Determine how many lines hold "Utility" and give only that number.

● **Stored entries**

**********

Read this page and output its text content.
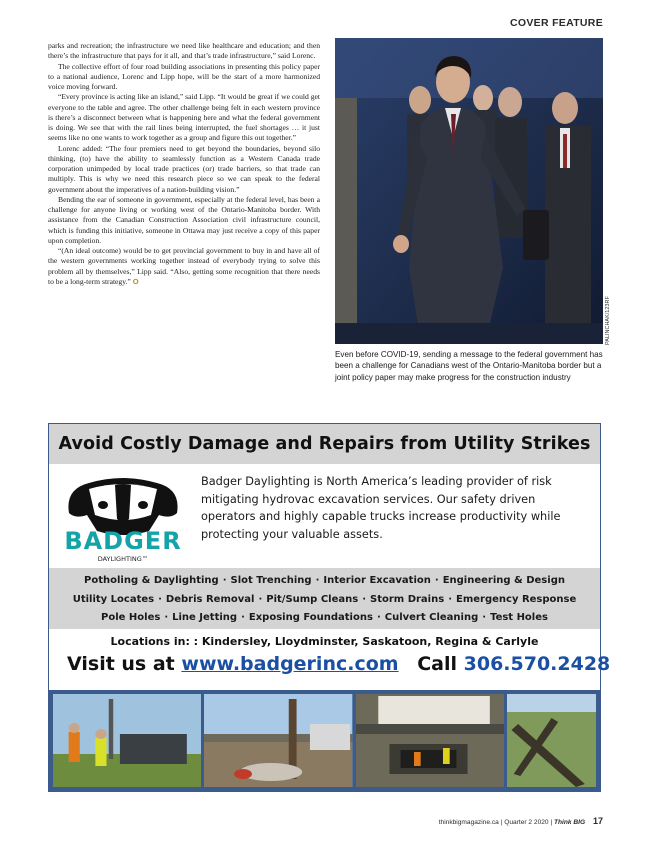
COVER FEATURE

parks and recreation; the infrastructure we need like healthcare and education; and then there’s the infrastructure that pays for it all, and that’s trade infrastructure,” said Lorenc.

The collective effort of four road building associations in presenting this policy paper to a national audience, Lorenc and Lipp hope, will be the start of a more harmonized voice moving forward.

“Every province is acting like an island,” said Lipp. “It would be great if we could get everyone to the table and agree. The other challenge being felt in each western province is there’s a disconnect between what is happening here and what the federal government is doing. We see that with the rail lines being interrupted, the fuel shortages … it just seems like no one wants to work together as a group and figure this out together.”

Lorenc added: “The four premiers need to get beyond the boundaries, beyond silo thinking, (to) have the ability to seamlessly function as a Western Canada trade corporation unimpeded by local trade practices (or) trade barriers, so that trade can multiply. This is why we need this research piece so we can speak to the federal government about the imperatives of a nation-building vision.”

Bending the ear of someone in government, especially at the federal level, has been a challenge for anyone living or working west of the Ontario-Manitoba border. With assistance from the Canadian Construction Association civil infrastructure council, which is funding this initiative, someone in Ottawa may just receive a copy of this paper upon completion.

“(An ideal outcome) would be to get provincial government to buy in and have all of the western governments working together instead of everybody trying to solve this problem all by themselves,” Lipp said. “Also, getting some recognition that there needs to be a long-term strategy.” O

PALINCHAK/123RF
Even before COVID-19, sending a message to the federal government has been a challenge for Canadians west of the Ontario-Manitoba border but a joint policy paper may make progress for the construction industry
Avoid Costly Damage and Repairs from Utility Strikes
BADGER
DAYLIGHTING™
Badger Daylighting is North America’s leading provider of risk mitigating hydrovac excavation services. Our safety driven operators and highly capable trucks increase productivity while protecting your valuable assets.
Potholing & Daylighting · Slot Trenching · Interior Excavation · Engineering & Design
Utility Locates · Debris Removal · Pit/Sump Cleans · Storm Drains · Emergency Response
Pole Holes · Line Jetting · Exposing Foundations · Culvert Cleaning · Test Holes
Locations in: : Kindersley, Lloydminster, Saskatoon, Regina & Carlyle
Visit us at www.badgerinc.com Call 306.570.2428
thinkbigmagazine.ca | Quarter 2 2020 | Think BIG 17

**********

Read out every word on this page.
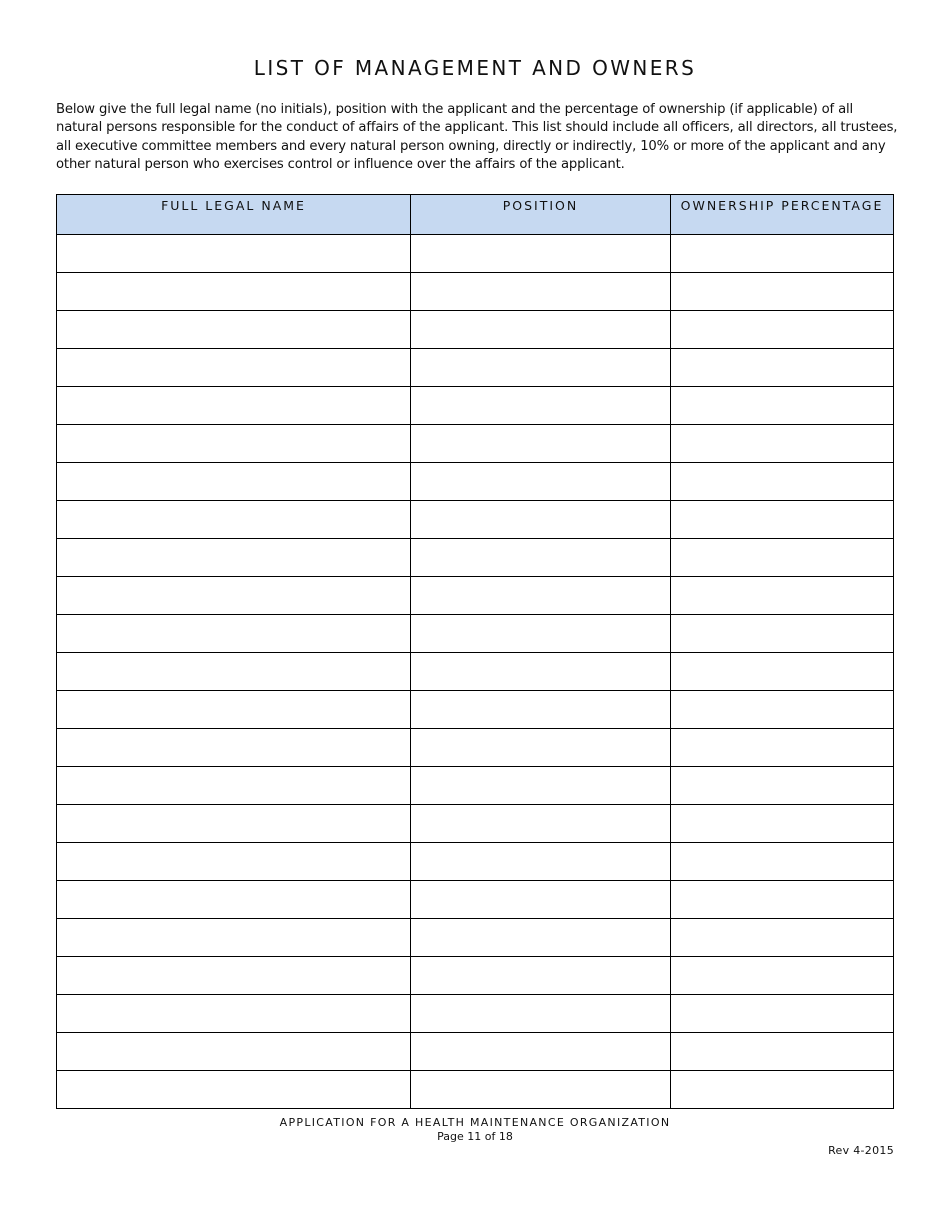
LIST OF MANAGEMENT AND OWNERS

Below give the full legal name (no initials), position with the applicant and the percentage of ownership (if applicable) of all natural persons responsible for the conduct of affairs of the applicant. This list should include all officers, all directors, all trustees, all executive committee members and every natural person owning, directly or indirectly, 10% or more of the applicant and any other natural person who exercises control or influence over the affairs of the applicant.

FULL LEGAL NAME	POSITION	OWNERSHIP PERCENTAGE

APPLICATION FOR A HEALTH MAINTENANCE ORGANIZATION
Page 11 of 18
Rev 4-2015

**********

● **Written solution**
2